(Dataset items)
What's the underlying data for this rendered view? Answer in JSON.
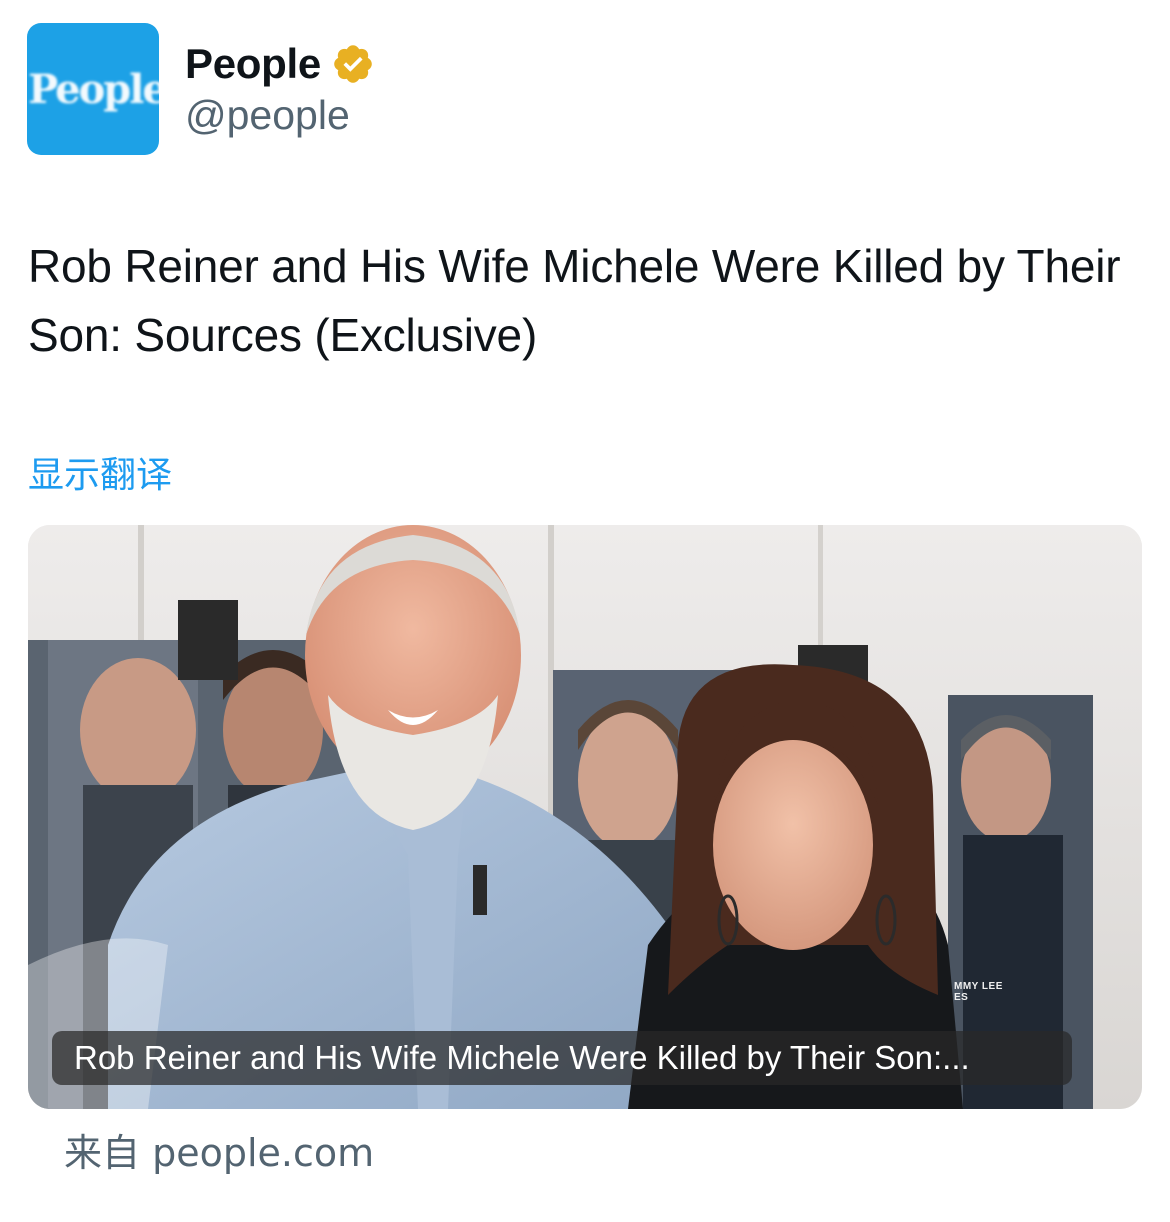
{
  "author": {
    "avatar_logo_text": "People",
    "display_name": "People",
    "handle": "@people",
    "verified_badge": "gold-verified-badge-icon"
  },
  "tweet": {
    "text": "Rob Reiner and His Wife Michele Were Killed by Their Son: Sources (Exclusive)",
    "translate_label": "显示翻译"
  },
  "link_card": {
    "poster_text_line1": "MMY LEE",
    "poster_text_line2": "ES",
    "caption": "Rob Reiner and His Wife Michele Were Killed by Their Son:...",
    "source_label": "来自 people.com"
  },
  "colors": {
    "avatar_bg": "#1da1e6",
    "link": "#1d9bf0",
    "secondary_text": "#536471",
    "verified_gold": "#e8b023"
  }
}
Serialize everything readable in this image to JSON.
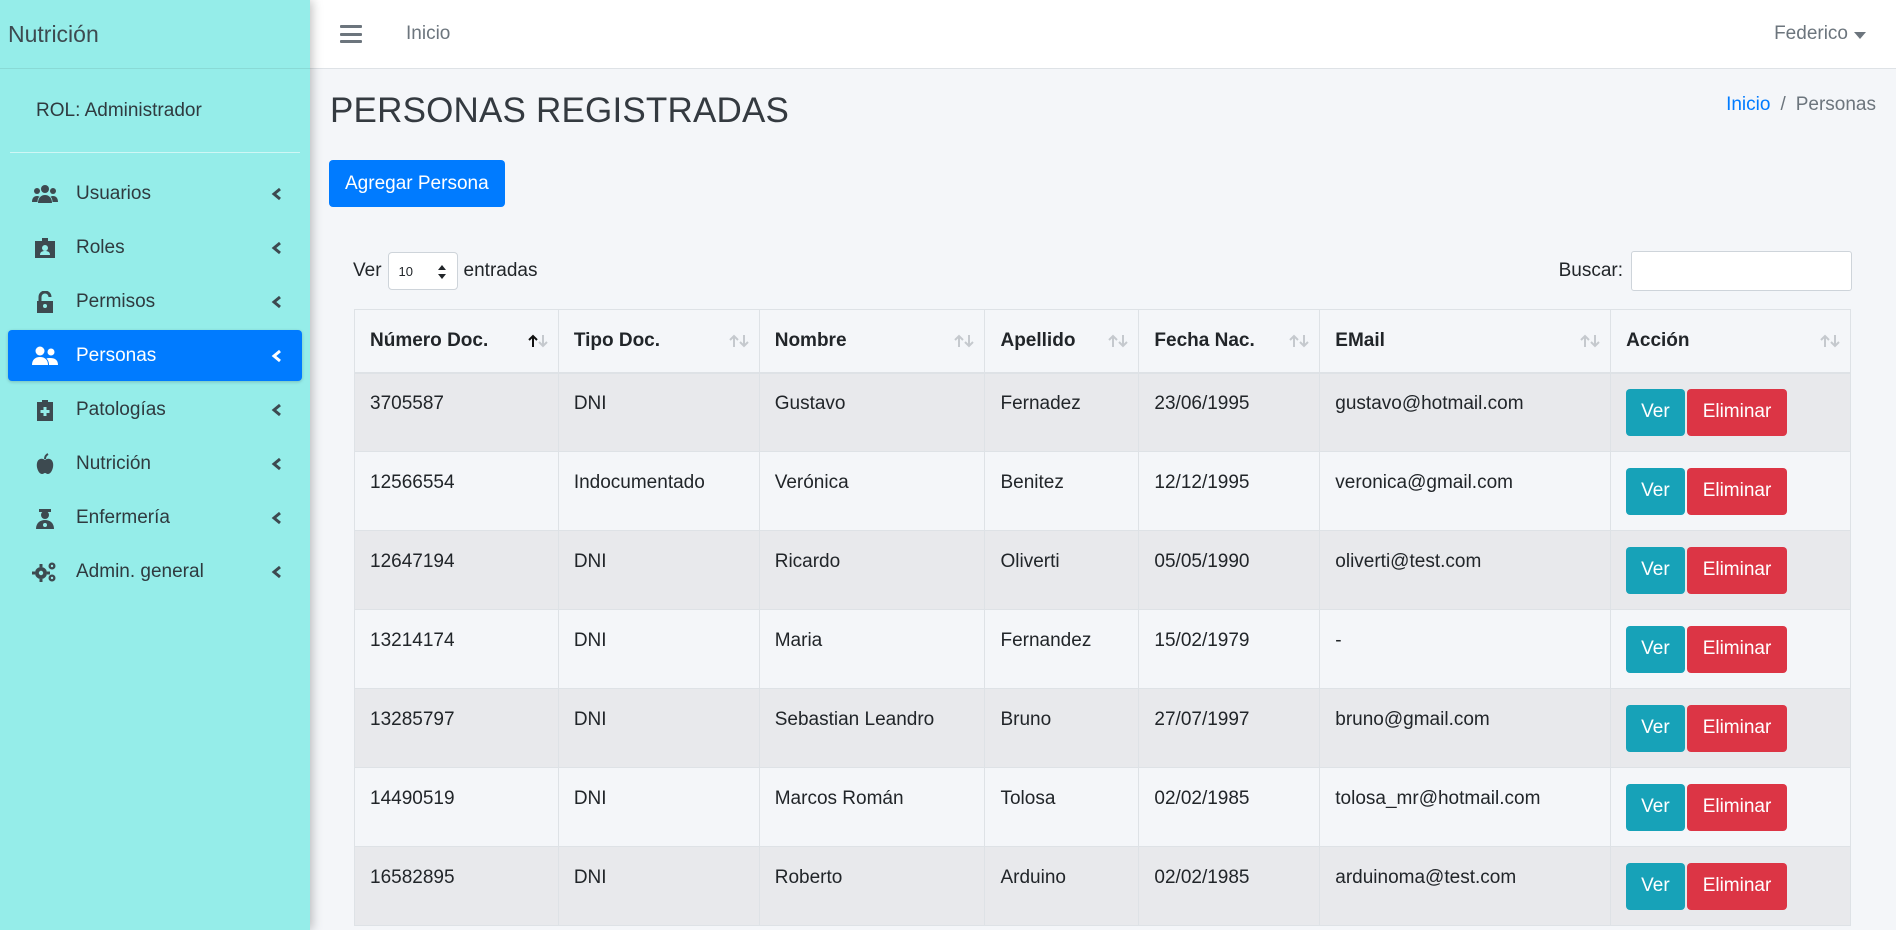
{
  "app": {
    "brand": "Nutrición",
    "role_label": "ROL: Administrador"
  },
  "sidebar": {
    "items": [
      {
        "label": "Usuarios",
        "icon": "users-icon",
        "active": false
      },
      {
        "label": "Roles",
        "icon": "id-badge-icon",
        "active": false
      },
      {
        "label": "Permisos",
        "icon": "unlock-icon",
        "active": false
      },
      {
        "label": "Personas",
        "icon": "user-friends-icon",
        "active": true
      },
      {
        "label": "Patologías",
        "icon": "clipboard-medical-icon",
        "active": false
      },
      {
        "label": "Nutrición",
        "icon": "apple-icon",
        "active": false
      },
      {
        "label": "Enfermería",
        "icon": "user-nurse-icon",
        "active": false
      },
      {
        "label": "Admin. general",
        "icon": "cogs-icon",
        "active": false
      }
    ]
  },
  "topbar": {
    "home_link": "Inicio",
    "user_name": "Federico"
  },
  "page": {
    "title": "PERSONAS REGISTRADAS",
    "breadcrumb": {
      "home": "Inicio",
      "separator": "/",
      "current": "Personas"
    },
    "add_button": "Agregar Persona"
  },
  "table_controls": {
    "show_label": "Ver",
    "page_length": "10",
    "entries_label": "entradas",
    "search_label": "Buscar:",
    "search_value": ""
  },
  "table": {
    "columns": [
      "Número Doc.",
      "Tipo Doc.",
      "Nombre",
      "Apellido",
      "Fecha Nac.",
      "EMail",
      "Acción"
    ],
    "rows": [
      {
        "doc": "3705587",
        "tipo": "DNI",
        "nombre": "Gustavo",
        "apellido": "Fernadez",
        "fecha": "23/06/1995",
        "email": "gustavo@hotmail.com"
      },
      {
        "doc": "12566554",
        "tipo": "Indocumentado",
        "nombre": "Verónica",
        "apellido": "Benitez",
        "fecha": "12/12/1995",
        "email": "veronica@gmail.com"
      },
      {
        "doc": "12647194",
        "tipo": "DNI",
        "nombre": "Ricardo",
        "apellido": "Oliverti",
        "fecha": "05/05/1990",
        "email": "oliverti@test.com"
      },
      {
        "doc": "13214174",
        "tipo": "DNI",
        "nombre": "Maria",
        "apellido": "Fernandez",
        "fecha": "15/02/1979",
        "email": "-"
      },
      {
        "doc": "13285797",
        "tipo": "DNI",
        "nombre": "Sebastian Leandro",
        "apellido": "Bruno",
        "fecha": "27/07/1997",
        "email": "bruno@gmail.com"
      },
      {
        "doc": "14490519",
        "tipo": "DNI",
        "nombre": "Marcos Román",
        "apellido": "Tolosa",
        "fecha": "02/02/1985",
        "email": "tolosa_mr@hotmail.com"
      },
      {
        "doc": "16582895",
        "tipo": "DNI",
        "nombre": "Roberto",
        "apellido": "Arduino",
        "fecha": "02/02/1985",
        "email": "arduinoma@test.com"
      }
    ],
    "action_view": "Ver",
    "action_delete": "Eliminar"
  },
  "colors": {
    "sidebar_bg": "#95ede9",
    "primary": "#007bff",
    "info": "#17a2b8",
    "danger": "#dc3545",
    "content_bg": "#f4f6f9"
  }
}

Work instructions:
Reproduce every line exactly and omit all pictures.

Solution to this task:
What's the underlying data for this rendered view? Answer in JSON.
{
  "author": {
    "avatar_logo_text": "People",
    "display_name": "People",
    "handle": "@people",
    "verified_badge": "gold-verified-badge-icon"
  },
  "tweet": {
    "text": "Rob Reiner and His Wife Michele Were Killed by Their Son: Sources (Exclusive)",
    "translate_label": "显示翻译"
  },
  "link_card": {
    "poster_text_line1": "MMY LEE",
    "poster_text_line2": "ES",
    "caption": "Rob Reiner and His Wife Michele Were Killed by Their Son:...",
    "source_label": "来自 people.com"
  },
  "colors": {
    "avatar_bg": "#1da1e6",
    "link": "#1d9bf0",
    "secondary_text": "#536471",
    "verified_gold": "#e8b023"
  }
}
Serialize everything readable in this image to JSON.
{
  "app": {
    "brand": "Nutrición",
    "role_label": "ROL: Administrador"
  },
  "sidebar": {
    "items": [
      {
        "label": "Usuarios",
        "icon": "users-icon",
        "active": false
      },
      {
        "label": "Roles",
        "icon": "id-badge-icon",
        "active": false
      },
      {
        "label": "Permisos",
        "icon": "unlock-icon",
        "active": false
      },
      {
        "label": "Personas",
        "icon": "user-friends-icon",
        "active": true
      },
      {
        "label": "Patologías",
        "icon": "clipboard-medical-icon",
        "active": false
      },
      {
        "label": "Nutrición",
        "icon": "apple-icon",
        "active": false
      },
      {
        "label": "Enfermería",
        "icon": "user-nurse-icon",
        "active": false
      },
      {
        "label": "Admin. general",
        "icon": "cogs-icon",
        "active": false
      }
    ]
  },
  "topbar": {
    "home_link": "Inicio",
    "user_name": "Federico"
  },
  "page": {
    "title": "PERSONAS REGISTRADAS",
    "breadcrumb": {
      "home": "Inicio",
      "separator": "/",
      "current": "Personas"
    },
    "add_button": "Agregar Persona"
  },
  "table_controls": {
    "show_label": "Ver",
    "page_length": "10",
    "entries_label": "entradas",
    "search_label": "Buscar:",
    "search_value": ""
  },
  "table": {
    "columns": [
      "Número Doc.",
      "Tipo Doc.",
      "Nombre",
      "Apellido",
      "Fecha Nac.",
      "EMail",
      "Acción"
    ],
    "rows": [
      {
        "doc": "3705587",
        "tipo": "DNI",
        "nombre": "Gustavo",
        "apellido": "Fernadez",
        "fecha": "23/06/1995",
        "email": "gustavo@hotmail.com"
      },
      {
        "doc": "12566554",
        "tipo": "Indocumentado",
        "nombre": "Verónica",
        "apellido": "Benitez",
        "fecha": "12/12/1995",
        "email": "veronica@gmail.com"
      },
      {
        "doc": "12647194",
        "tipo": "DNI",
        "nombre": "Ricardo",
        "apellido": "Oliverti",
        "fecha": "05/05/1990",
        "email": "oliverti@test.com"
      },
      {
        "doc": "13214174",
        "tipo": "DNI",
        "nombre": "Maria",
        "apellido": "Fernandez",
        "fecha": "15/02/1979",
        "email": "-"
      },
      {
        "doc": "13285797",
        "tipo": "DNI",
        "nombre": "Sebastian Leandro",
        "apellido": "Bruno",
        "fecha": "27/07/1997",
        "email": "bruno@gmail.com"
      },
      {
        "doc": "14490519",
        "tipo": "DNI",
        "nombre": "Marcos Román",
        "apellido": "Tolosa",
        "fecha": "02/02/1985",
        "email": "tolosa_mr@hotmail.com"
      },
      {
        "doc": "16582895",
        "tipo": "DNI",
        "nombre": "Roberto",
        "apellido": "Arduino",
        "fecha": "02/02/1985",
        "email": "arduinoma@test.com"
      }
    ],
    "action_view": "Ver",
    "action_delete": "Eliminar"
  },
  "colors": {
    "sidebar_bg": "#95ede9",
    "primary": "#007bff",
    "info": "#17a2b8",
    "danger": "#dc3545",
    "content_bg": "#f4f6f9"
  }
}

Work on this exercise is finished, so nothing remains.